Exercise task A >>
Answer these questions about the Thanksgiving message, one line each:
(i) In what year did Spanish settlers arrive in what is now called St. Augustine?
(ii) What has depleted the retirement savings of seniors?
(iii) What three kinds of places does the message name for donating time or money?
Exercise task B >> Reproduce the Thanksgiving message word for word, starting with "It is also important" and going on through "their monthly bills.".
Exercise task C >> Extend the Florida Thanksgiving message, picking up after its final sentence.

++++ Selected text

Volume 5 Number 48 November 28, 2008
Whether you are celebrating at home or away with family and friends, this week marks the safe delivery of Spanish settlers in 1565 in what we now call St. Augustine, and it also marks a time to reflect on the joys, hurdles, and triumphs of 2008. As our nation celebrates Thanksgiving this weekend, let us all remember that we have much to be thankful for here in Florida and much to look forward to next year.
It is also important to remember that many Floridians are experiencing difficult times during the holiday season. Many Floridians have fallen behind on their mortgage payments, seniors have seen their retirement savings depleted by the global financial meltdown and families are struggling this year just to keep up with their monthly bills.
Giving back is a great way to give thanks this Thanksgiving. As you enjoy time with friends and family, please also remember your fellow Floridians in need. Whether you are able to donate time or money to a local food bank, toy drive, or charity; every donation is meaningful and contributes to a stronger state and nation.

++++++++
++++ Provided material

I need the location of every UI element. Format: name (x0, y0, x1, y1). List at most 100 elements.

++++++++

Result A >>
(i) 1565
(ii) The global financial meltdown
(iii) A local food bank, a toy drive, or a charity

Result B >>
It is also important to remember that many Floridians are experiencing difficult times during the holiday season. Many Floridians have fallen behind on their mortgage payments, seniors have seen their retirement savings depleted by the global financial meltdown and families are struggling this year just to keep up with their monthly bills.

Result C >>
For weeks, fascinated Florida State University fans have watched in amazement as Myron Rolle racked up records on and off the field. Last Saturday, Myron, considered an NFL prospect, became the first major-college football player of his generation to win the prestigious Rhodes Scholarship.
His mother, Beverly, an administrative assistant in the Department of Financial Services’ Division of Workers’ Compensation, expected nothing less from her youngest of five sons.
“He is a good manager of his time,” she said, noting he learned these habits during high school. “He learned there is a time to study, a time to work and a time to play.”
Myron is in his third season playing safety with FSU. It took him just two and a half years at FSU to earn his bachelors degree in exercise science with a 3.75 grade point average. He is now working on a master's degree in public administration and plans to become a neurosurgeon.
His mother said her precocious young son laid out his goals a long time ago, and that she and his father, Whitney, worked hard to focus and guide the energy of all five of their children. “He always loved challenges, and we encouraged him in that.”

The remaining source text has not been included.